### [TASK PROMPT]
Your task is to transcribe all of the data below exactly, omitting the images.

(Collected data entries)
◆ ◆ ◆
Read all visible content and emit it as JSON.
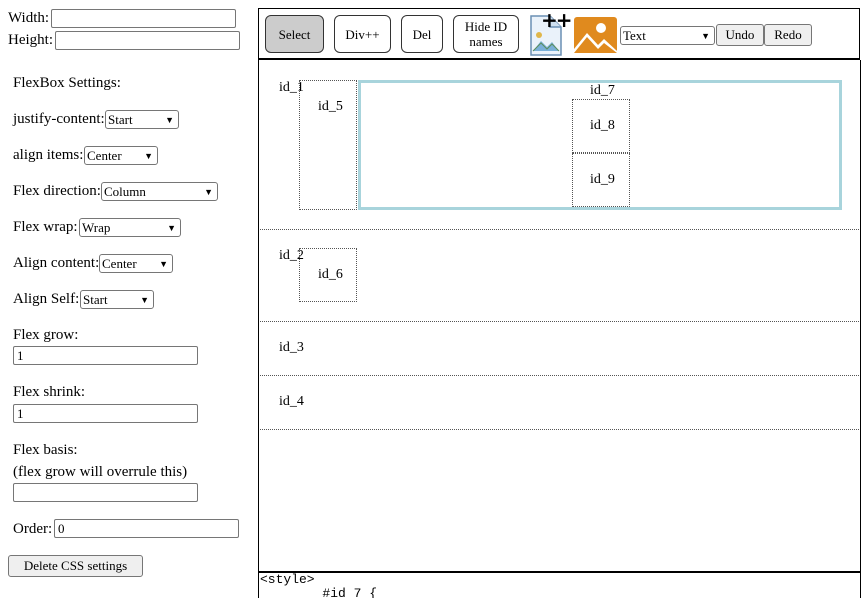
{
  "size": {
    "width_label": "Width:",
    "height_label": "Height:",
    "width_value": "",
    "height_value": ""
  },
  "flex": {
    "heading": "FlexBox Settings:",
    "justify_label": "justify-content:",
    "justify_value": "Start",
    "align_items_label": "align items:",
    "align_items_value": "Center",
    "direction_label": "Flex direction:",
    "direction_value": "Column",
    "wrap_label": "Flex wrap:",
    "wrap_value": "Wrap",
    "align_content_label": "Align content:",
    "align_content_value": "Center",
    "align_self_label": "Align Self:",
    "align_self_value": "Start",
    "grow_label": "Flex grow:",
    "grow_value": "1",
    "shrink_label": "Flex shrink:",
    "shrink_value": "1",
    "basis_label": "Flex basis:",
    "basis_note": "(flex grow will overrule this)",
    "basis_value": "",
    "order_label": "Order:",
    "order_value": "0",
    "delete_button": "Delete CSS settings"
  },
  "toolbar": {
    "select": "Select",
    "div": "Div++",
    "del": "Del",
    "hide_line1": "Hide ID",
    "hide_line2": "names",
    "img_plus": "++",
    "type_value": "Text",
    "undo": "Undo",
    "redo": "Redo"
  },
  "canvas": {
    "ids": [
      "id_1",
      "id_2",
      "id_3",
      "id_4",
      "id_5",
      "id_6",
      "id_7",
      "id_8",
      "id_9"
    ]
  },
  "code": {
    "line1": "<style>",
    "line2": "        #id_7 {"
  },
  "colors": {
    "selected_border": "#a8d4dc",
    "active_button": "#cccccc",
    "image_orange": "#e08a1e"
  }
}
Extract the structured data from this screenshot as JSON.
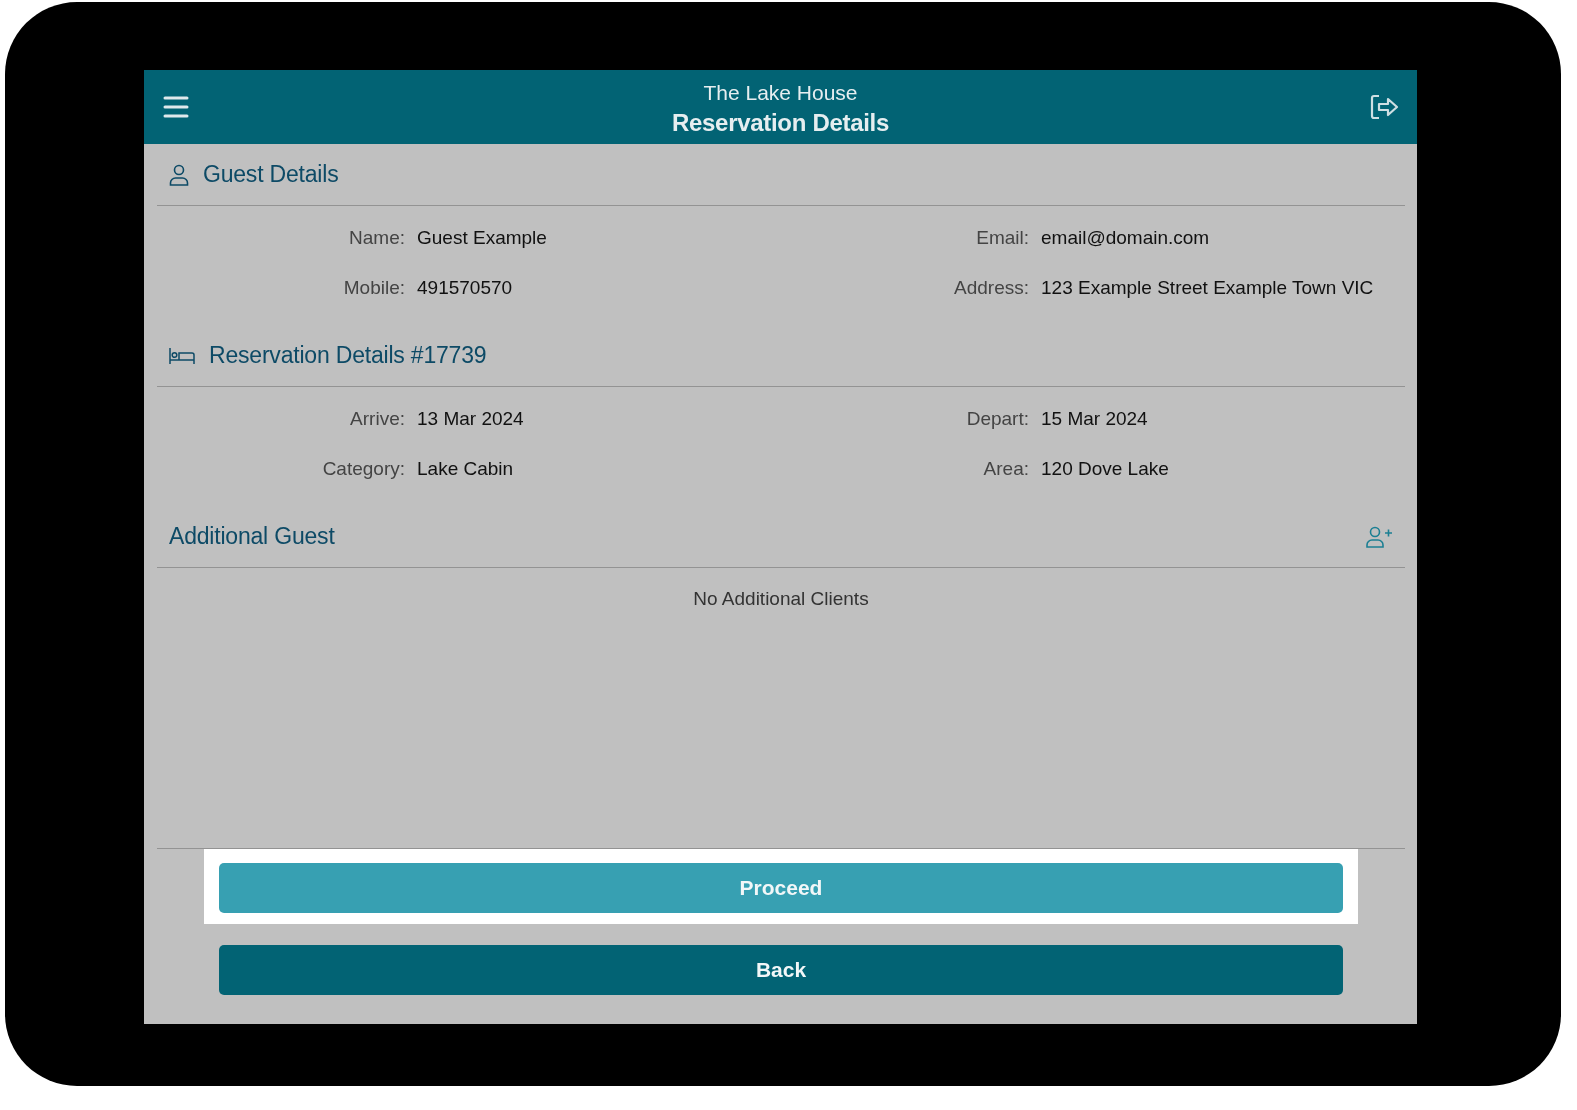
{
  "header": {
    "subtitle": "The Lake House",
    "title": "Reservation Details"
  },
  "sections": [
    {
      "kind": "guest",
      "title": "Guest Details",
      "fields": [
        {
          "label": "Name:",
          "value": "Guest Example"
        },
        {
          "label": "Email:",
          "value": "email@domain.com"
        },
        {
          "label": "Mobile:",
          "value": "491570570"
        },
        {
          "label": "Address:",
          "value": "123 Example Street Example Town VIC"
        }
      ]
    },
    {
      "kind": "reservation",
      "title": "Reservation Details #17739",
      "fields": [
        {
          "label": "Arrive:",
          "value": "13 Mar 2024"
        },
        {
          "label": "Depart:",
          "value": "15 Mar 2024"
        },
        {
          "label": "Category:",
          "value": "Lake Cabin"
        },
        {
          "label": "Area:",
          "value": "120 Dove Lake"
        }
      ]
    },
    {
      "kind": "additional",
      "title": "Additional Guest",
      "empty_text": "No Additional Clients"
    }
  ],
  "buttons": [
    {
      "label": "Proceed",
      "kind": "primary",
      "highlighted": true
    },
    {
      "label": "Back",
      "kind": "secondary",
      "highlighted": false
    }
  ]
}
◆ ◆ ◆
### [OUTPUT]
Read all visible content and emit it as JSON.
{
  "size": {
    "width_label": "Width:",
    "height_label": "Height:",
    "width_value": "",
    "height_value": ""
  },
  "flex": {
    "heading": "FlexBox Settings:",
    "justify_label": "justify-content:",
    "justify_value": "Start",
    "align_items_label": "align items:",
    "align_items_value": "Center",
    "direction_label": "Flex direction:",
    "direction_value": "Column",
    "wrap_label": "Flex wrap:",
    "wrap_value": "Wrap",
    "align_content_label": "Align content:",
    "align_content_value": "Center",
    "align_self_label": "Align Self:",
    "align_self_value": "Start",
    "grow_label": "Flex grow:",
    "grow_value": "1",
    "shrink_label": "Flex shrink:",
    "shrink_value": "1",
    "basis_label": "Flex basis:",
    "basis_note": "(flex grow will overrule this)",
    "basis_value": "",
    "order_label": "Order:",
    "order_value": "0",
    "delete_button": "Delete CSS settings"
  },
  "toolbar": {
    "select": "Select",
    "div": "Div++",
    "del": "Del",
    "hide_line1": "Hide ID",
    "hide_line2": "names",
    "img_plus": "++",
    "type_value": "Text",
    "undo": "Undo",
    "redo": "Redo"
  },
  "canvas": {
    "ids": [
      "id_1",
      "id_2",
      "id_3",
      "id_4",
      "id_5",
      "id_6",
      "id_7",
      "id_8",
      "id_9"
    ]
  },
  "code": {
    "line1": "<style>",
    "line2": "        #id_7 {"
  },
  "colors": {
    "selected_border": "#a8d4dc",
    "active_button": "#cccccc",
    "image_orange": "#e08a1e"
  }
}
Extract the structured data from this screenshot as JSON.
{
  "header": {
    "subtitle": "The Lake House",
    "title": "Reservation Details"
  },
  "sections": [
    {
      "kind": "guest",
      "title": "Guest Details",
      "fields": [
        {
          "label": "Name:",
          "value": "Guest Example"
        },
        {
          "label": "Email:",
          "value": "email@domain.com"
        },
        {
          "label": "Mobile:",
          "value": "491570570"
        },
        {
          "label": "Address:",
          "value": "123 Example Street Example Town VIC"
        }
      ]
    },
    {
      "kind": "reservation",
      "title": "Reservation Details #17739",
      "fields": [
        {
          "label": "Arrive:",
          "value": "13 Mar 2024"
        },
        {
          "label": "Depart:",
          "value": "15 Mar 2024"
        },
        {
          "label": "Category:",
          "value": "Lake Cabin"
        },
        {
          "label": "Area:",
          "value": "120 Dove Lake"
        }
      ]
    },
    {
      "kind": "additional",
      "title": "Additional Guest",
      "empty_text": "No Additional Clients"
    }
  ],
  "buttons": [
    {
      "label": "Proceed",
      "kind": "primary",
      "highlighted": true
    },
    {
      "label": "Back",
      "kind": "secondary",
      "highlighted": false
    }
  ]
}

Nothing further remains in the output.